▸ **INSTRUCTIONS FOR THE TASK**:
Below are some records: retype them all exactly, but not the pictures.

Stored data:

------------

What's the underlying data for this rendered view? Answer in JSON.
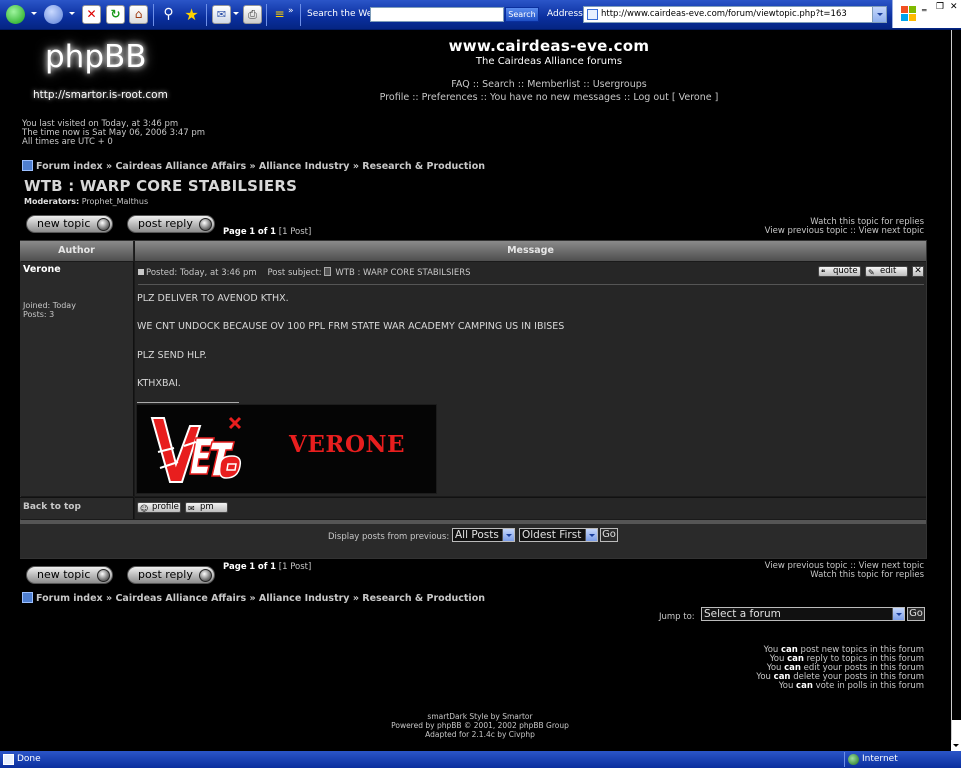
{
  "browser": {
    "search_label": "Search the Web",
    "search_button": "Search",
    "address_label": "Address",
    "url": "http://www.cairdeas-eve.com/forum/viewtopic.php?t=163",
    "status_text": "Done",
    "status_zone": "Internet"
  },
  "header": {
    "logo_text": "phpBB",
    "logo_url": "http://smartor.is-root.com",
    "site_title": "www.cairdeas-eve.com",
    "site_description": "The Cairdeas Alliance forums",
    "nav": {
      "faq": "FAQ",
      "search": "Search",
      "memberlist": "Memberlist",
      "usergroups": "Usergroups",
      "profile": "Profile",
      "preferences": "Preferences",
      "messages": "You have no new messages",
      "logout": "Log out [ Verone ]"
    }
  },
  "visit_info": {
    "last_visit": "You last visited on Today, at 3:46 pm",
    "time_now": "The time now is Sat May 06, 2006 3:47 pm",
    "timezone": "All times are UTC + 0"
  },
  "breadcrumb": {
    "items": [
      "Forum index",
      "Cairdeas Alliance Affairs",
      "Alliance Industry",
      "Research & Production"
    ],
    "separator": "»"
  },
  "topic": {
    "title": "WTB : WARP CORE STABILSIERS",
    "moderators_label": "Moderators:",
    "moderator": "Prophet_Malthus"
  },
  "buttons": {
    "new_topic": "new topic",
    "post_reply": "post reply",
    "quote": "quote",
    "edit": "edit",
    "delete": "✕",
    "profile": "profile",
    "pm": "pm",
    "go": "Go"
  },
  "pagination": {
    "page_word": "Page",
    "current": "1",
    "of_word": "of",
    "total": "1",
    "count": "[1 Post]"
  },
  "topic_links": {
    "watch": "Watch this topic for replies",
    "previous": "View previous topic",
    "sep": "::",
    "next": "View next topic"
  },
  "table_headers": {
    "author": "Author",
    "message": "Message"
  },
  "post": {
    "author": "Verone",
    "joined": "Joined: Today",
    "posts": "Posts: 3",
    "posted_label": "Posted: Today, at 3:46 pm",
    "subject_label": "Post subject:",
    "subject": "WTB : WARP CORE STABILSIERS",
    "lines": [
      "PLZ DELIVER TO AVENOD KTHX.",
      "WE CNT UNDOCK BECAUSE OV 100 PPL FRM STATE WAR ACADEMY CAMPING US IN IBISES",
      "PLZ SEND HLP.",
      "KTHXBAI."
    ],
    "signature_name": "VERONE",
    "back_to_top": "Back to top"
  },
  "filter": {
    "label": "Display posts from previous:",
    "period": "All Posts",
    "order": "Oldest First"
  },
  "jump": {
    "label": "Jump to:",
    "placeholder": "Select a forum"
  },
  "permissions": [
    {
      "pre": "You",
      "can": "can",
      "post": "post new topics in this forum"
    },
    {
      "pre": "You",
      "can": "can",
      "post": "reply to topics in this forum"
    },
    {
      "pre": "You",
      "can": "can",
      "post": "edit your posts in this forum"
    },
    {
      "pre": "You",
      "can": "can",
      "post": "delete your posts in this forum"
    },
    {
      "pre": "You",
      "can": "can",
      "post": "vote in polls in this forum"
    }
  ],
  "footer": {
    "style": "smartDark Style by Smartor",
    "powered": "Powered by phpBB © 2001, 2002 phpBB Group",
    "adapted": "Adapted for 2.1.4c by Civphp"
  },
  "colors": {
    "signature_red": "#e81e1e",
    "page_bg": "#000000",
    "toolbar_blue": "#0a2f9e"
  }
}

------------

▸ **TASK SOLUTION**:
What's the underlying data for this rendered view? Answer in JSON.
{
  "browser": {
    "search_label": "Search the Web",
    "search_button": "Search",
    "address_label": "Address",
    "url": "http://www.cairdeas-eve.com/forum/viewtopic.php?t=163",
    "status_text": "Done",
    "status_zone": "Internet"
  },
  "header": {
    "logo_text": "phpBB",
    "logo_url": "http://smartor.is-root.com",
    "site_title": "www.cairdeas-eve.com",
    "site_description": "The Cairdeas Alliance forums",
    "nav": {
      "faq": "FAQ",
      "search": "Search",
      "memberlist": "Memberlist",
      "usergroups": "Usergroups",
      "profile": "Profile",
      "preferences": "Preferences",
      "messages": "You have no new messages",
      "logout": "Log out [ Verone ]"
    }
  },
  "visit_info": {
    "last_visit": "You last visited on Today, at 3:46 pm",
    "time_now": "The time now is Sat May 06, 2006 3:47 pm",
    "timezone": "All times are UTC + 0"
  },
  "breadcrumb": {
    "items": [
      "Forum index",
      "Cairdeas Alliance Affairs",
      "Alliance Industry",
      "Research & Production"
    ],
    "separator": "»"
  },
  "topic": {
    "title": "WTB : WARP CORE STABILSIERS",
    "moderators_label": "Moderators:",
    "moderator": "Prophet_Malthus"
  },
  "buttons": {
    "new_topic": "new topic",
    "post_reply": "post reply",
    "quote": "quote",
    "edit": "edit",
    "delete": "✕",
    "profile": "profile",
    "pm": "pm",
    "go": "Go"
  },
  "pagination": {
    "page_word": "Page",
    "current": "1",
    "of_word": "of",
    "total": "1",
    "count": "[1 Post]"
  },
  "topic_links": {
    "watch": "Watch this topic for replies",
    "previous": "View previous topic",
    "sep": "::",
    "next": "View next topic"
  },
  "table_headers": {
    "author": "Author",
    "message": "Message"
  },
  "post": {
    "author": "Verone",
    "joined": "Joined: Today",
    "posts": "Posts: 3",
    "posted_label": "Posted: Today, at 3:46 pm",
    "subject_label": "Post subject:",
    "subject": "WTB : WARP CORE STABILSIERS",
    "lines": [
      "PLZ DELIVER TO AVENOD KTHX.",
      "WE CNT UNDOCK BECAUSE OV 100 PPL FRM STATE WAR ACADEMY CAMPING US IN IBISES",
      "PLZ SEND HLP.",
      "KTHXBAI."
    ],
    "signature_name": "VERONE",
    "back_to_top": "Back to top"
  },
  "filter": {
    "label": "Display posts from previous:",
    "period": "All Posts",
    "order": "Oldest First"
  },
  "jump": {
    "label": "Jump to:",
    "placeholder": "Select a forum"
  },
  "permissions": [
    {
      "pre": "You",
      "can": "can",
      "post": "post new topics in this forum"
    },
    {
      "pre": "You",
      "can": "can",
      "post": "reply to topics in this forum"
    },
    {
      "pre": "You",
      "can": "can",
      "post": "edit your posts in this forum"
    },
    {
      "pre": "You",
      "can": "can",
      "post": "delete your posts in this forum"
    },
    {
      "pre": "You",
      "can": "can",
      "post": "vote in polls in this forum"
    }
  ],
  "footer": {
    "style": "smartDark Style by Smartor",
    "powered": "Powered by phpBB © 2001, 2002 phpBB Group",
    "adapted": "Adapted for 2.1.4c by Civphp"
  },
  "colors": {
    "signature_red": "#e81e1e",
    "page_bg": "#000000",
    "toolbar_blue": "#0a2f9e"
  }
}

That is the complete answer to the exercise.